Set task: Wherever a line in the data below holds "Πομπός", copy that line.

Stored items
** begin **

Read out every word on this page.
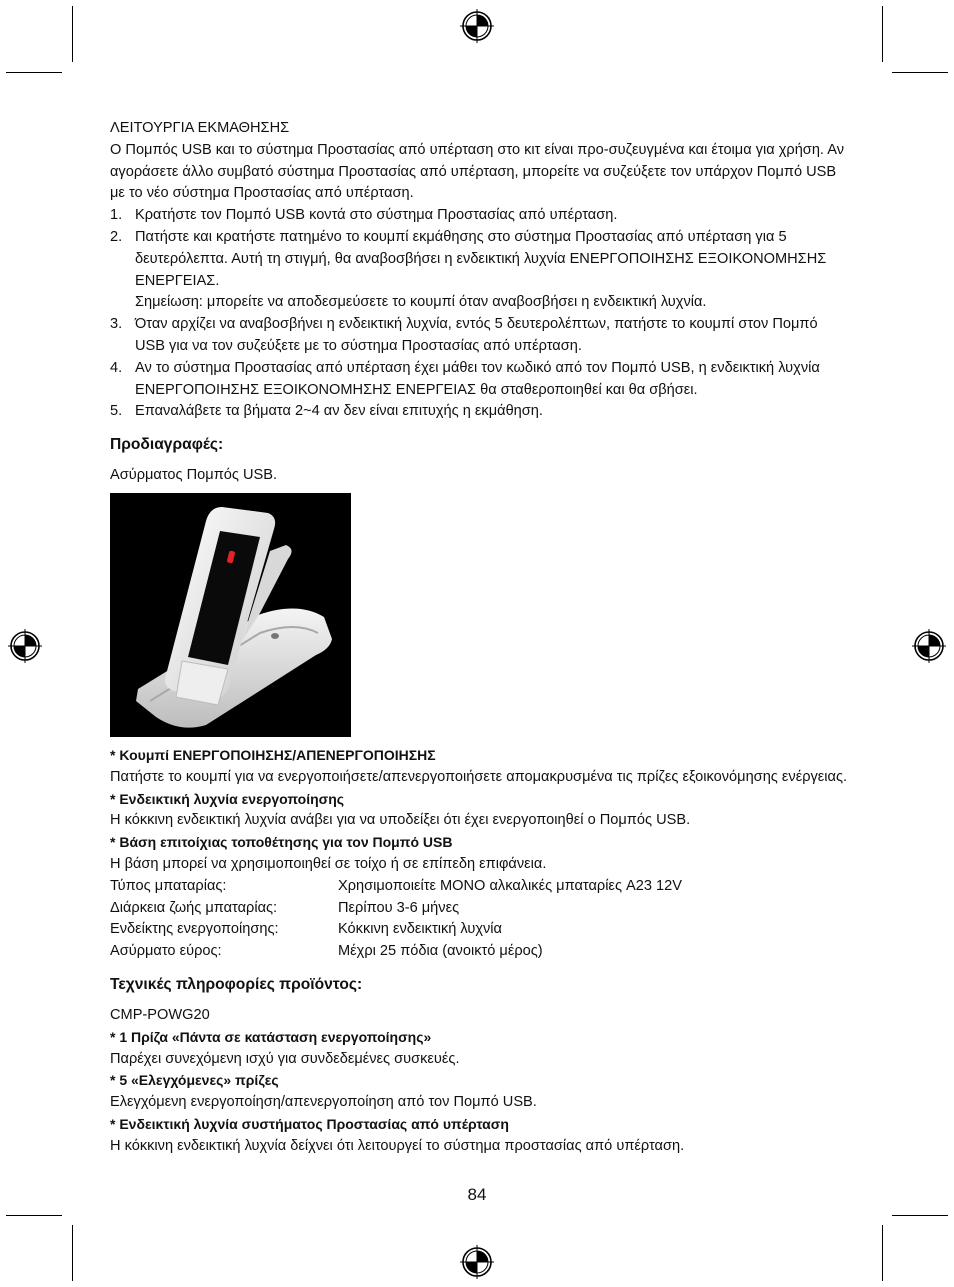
ΛΕΙΤΟΥΡΓΙΑ ΕΚΜΑΘΗΣΗΣ

Ο Πομπός USB και το σύστημα Προστασίας από υπέρταση στο κιτ είναι προ-συζευγμένα και έτοιμα για χρήση. Αν αγοράσετε άλλο συμβατό σύστημα Προστασίας από υπέρταση, μπορείτε να συζεύξετε τον υπάρχον Πομπό USB με το νέο σύστημα Προστασίας από υπέρταση.

1. Κρατήστε τον Πομπό USB κοντά στο σύστημα Προστασίας από υπέρταση.
2. Πατήστε και κρατήστε πατημένο το κουμπί εκμάθησης στο σύστημα Προστασίας από υπέρταση για 5 δευτερόλεπτα. Αυτή τη στιγμή, θα αναβοσβήσει η ενδεικτική λυχνία ΕΝΕΡΓΟΠΟΙΗΣΗΣ ΕΞΟΙΚΟΝΟΜΗΣΗΣ ΕΝΕΡΓΕΙΑΣ.
Σημείωση: μπορείτε να αποδεσμεύσετε το κουμπί όταν αναβοσβήσει η ενδεικτική λυχνία.
3. Όταν αρχίζει να αναβοσβήνει η ενδεικτική λυχνία, εντός 5 δευτερολέπτων, πατήστε το κουμπί στον Πομπό USB για να τον συζεύξετε με το σύστημα Προστασίας από υπέρταση.
4. Αν το σύστημα Προστασίας από υπέρταση έχει μάθει τον κωδικό από τον Πομπό USB, η ενδεικτική λυχνία ΕΝΕΡΓΟΠΟΙΗΣΗΣ ΕΞΟΙΚΟΝΟΜΗΣΗΣ ΕΝΕΡΓΕΙΑΣ θα σταθεροποιηθεί και θα σβήσει.
5. Επαναλάβετε τα βήματα 2~4 αν δεν είναι επιτυχής η εκμάθηση.
Προδιαγραφές:

Ασύρματος Πομπός USB.

* Κουμπί ΕΝΕΡΓΟΠΟΙΗΣΗΣ/ΑΠΕΝΕΡΓΟΠΟΙΗΣΗΣ

Πατήστε το κουμπί για να ενεργοποιήσετε/απενεργοποιήσετε απομακρυσμένα τις πρίζες εξοικονόμησης ενέργειας.

* Ενδεικτική λυχνία ενεργοποίησης

Η κόκκινη ενδεικτική λυχνία ανάβει για να υποδείξει ότι έχει ενεργοποιηθεί ο Πομπός USB.

* Βάση επιτοίχιας τοποθέτησης για τον Πομπό USB

Η βάση μπορεί να χρησιμοποιηθεί σε τοίχο ή σε επίπεδη επιφάνεια.

Τύπος μπαταρίας:	Χρησιμοποιείτε ΜΟΝΟ αλκαλικές μπαταρίες A23 12V
Διάρκεια ζωής μπαταρίας:	Περίπου 3-6 μήνες
Ενδείκτης ενεργοποίησης:	Κόκκινη ενδεικτική λυχνία
Ασύρματο εύρος:	Μέχρι 25 πόδια (ανοικτό μέρος)
Τεχνικές πληροφορίες προϊόντος:

CMP-POWG20

* 1 Πρίζα «Πάντα σε κατάσταση ενεργοποίησης»

Παρέχει συνεχόμενη ισχύ για συνδεδεμένες συσκευές.

* 5 «Ελεγχόμενες» πρίζες

Ελεγχόμενη ενεργοποίηση/απενεργοποίηση από τον Πομπό USB.

* Ενδεικτική λυχνία συστήματος Προστασίας από υπέρταση

Η κόκκινη ενδεικτική λυχνία δείχνει ότι λειτουργεί το σύστημα προστασίας από υπέρταση.

84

** end **

Final result:
Ο Πομπός USB και το σύστημα Προστασίας από υπέρταση στο κιτ είναι προ-συζευγμένα και έτοιμα για χρήση. Αν αγοράσετε άλλο συμβατό σύστημα Προστασίας από υπέρταση, μπορείτε να συζεύξετε τον υπάρχον Πομπό USB με το νέο σύστημα Προστασίας από υπέρταση.
Ασύρματος Πομπός USB.
Η κόκκινη ενδεικτική λυχνία ανάβει για να υποδείξει ότι έχει ενεργοποιηθεί ο Πομπός USB.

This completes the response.